====== EXTRACTED RECORDS ======
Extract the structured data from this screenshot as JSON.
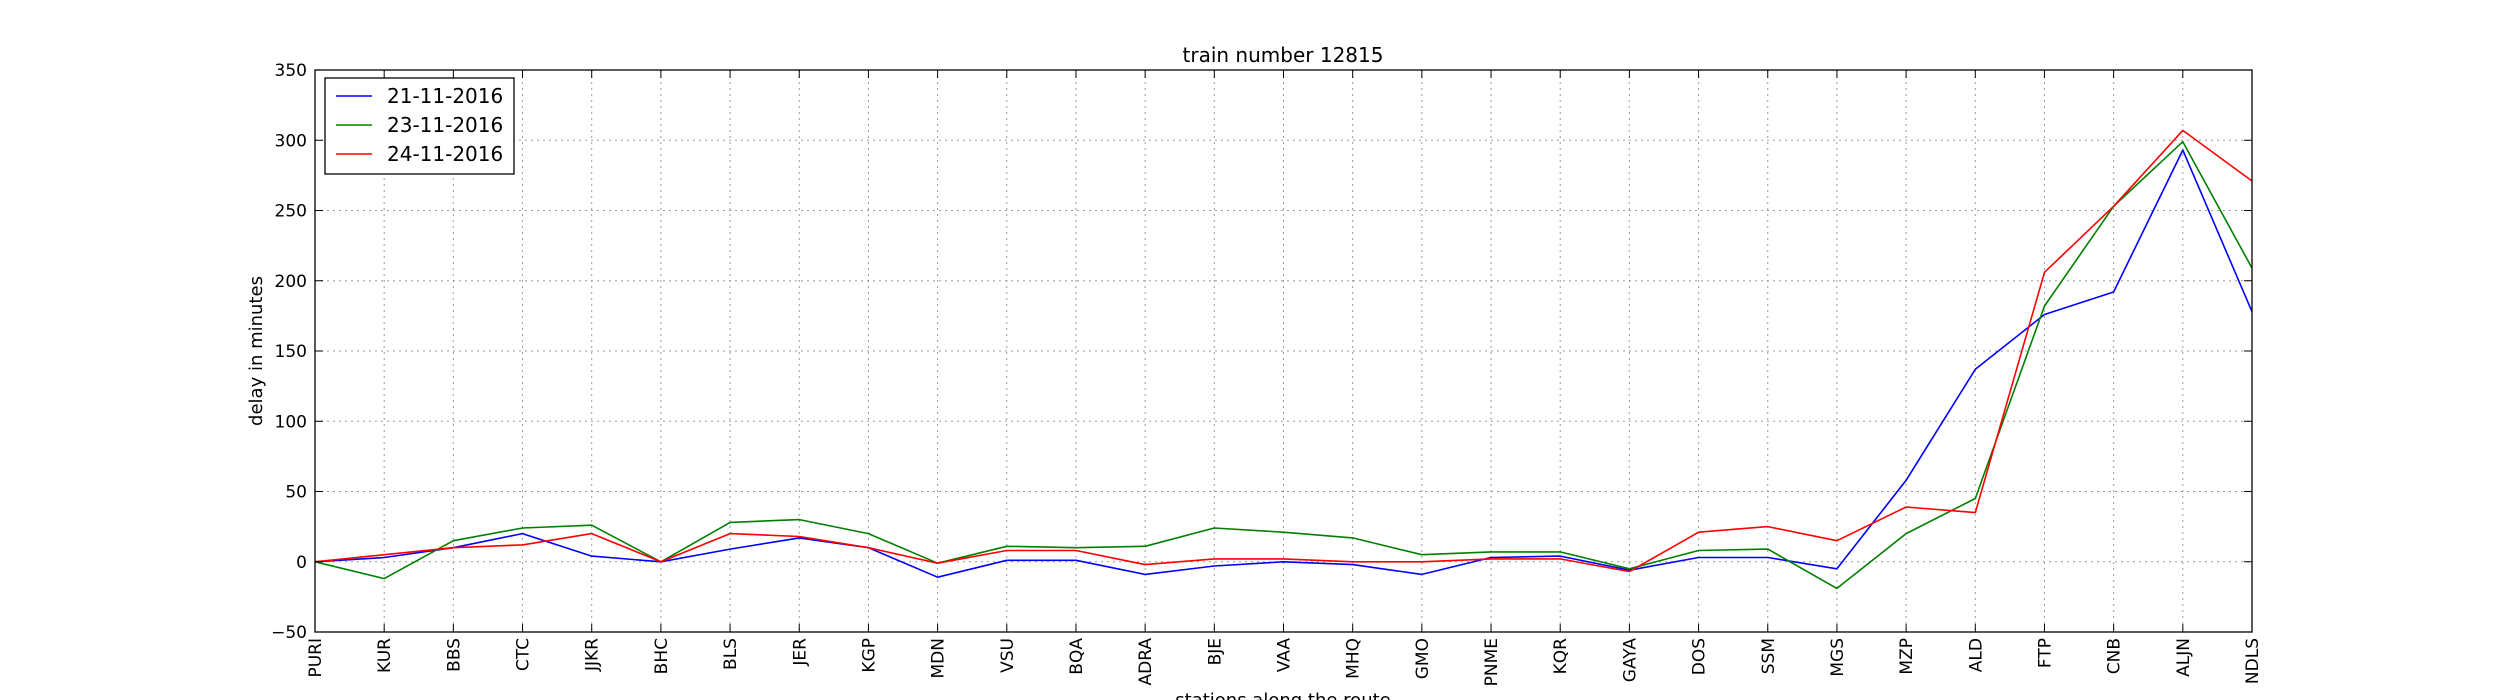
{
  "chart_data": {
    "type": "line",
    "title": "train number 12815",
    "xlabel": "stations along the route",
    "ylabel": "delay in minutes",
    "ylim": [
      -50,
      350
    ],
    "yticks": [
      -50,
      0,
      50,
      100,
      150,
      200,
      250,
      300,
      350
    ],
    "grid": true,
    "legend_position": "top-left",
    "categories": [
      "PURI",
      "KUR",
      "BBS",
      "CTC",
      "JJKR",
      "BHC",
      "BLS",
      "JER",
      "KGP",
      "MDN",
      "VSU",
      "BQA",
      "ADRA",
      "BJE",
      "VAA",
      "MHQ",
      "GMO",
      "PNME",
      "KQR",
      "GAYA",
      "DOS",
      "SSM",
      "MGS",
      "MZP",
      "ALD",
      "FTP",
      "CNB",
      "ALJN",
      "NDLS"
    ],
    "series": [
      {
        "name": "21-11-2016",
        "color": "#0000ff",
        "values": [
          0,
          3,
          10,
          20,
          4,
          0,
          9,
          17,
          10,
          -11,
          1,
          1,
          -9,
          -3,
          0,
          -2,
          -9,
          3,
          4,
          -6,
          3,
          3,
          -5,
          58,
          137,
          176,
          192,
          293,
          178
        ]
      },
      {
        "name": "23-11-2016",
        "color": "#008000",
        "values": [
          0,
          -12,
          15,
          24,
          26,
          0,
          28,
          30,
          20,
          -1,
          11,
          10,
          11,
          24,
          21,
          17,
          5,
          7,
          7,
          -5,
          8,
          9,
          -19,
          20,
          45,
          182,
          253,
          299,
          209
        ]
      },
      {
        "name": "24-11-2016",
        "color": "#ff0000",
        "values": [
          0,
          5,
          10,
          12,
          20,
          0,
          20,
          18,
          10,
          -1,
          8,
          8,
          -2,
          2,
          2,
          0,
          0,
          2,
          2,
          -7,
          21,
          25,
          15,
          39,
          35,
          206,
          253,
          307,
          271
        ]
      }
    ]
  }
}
======
* TASK GOAL: Pick out and copy every line that contains the word "name".

* ANSWER FOR THIS EXERCISE:
        "name": "21-11-2016",
        "name": "23-11-2016",
        "name": "24-11-2016",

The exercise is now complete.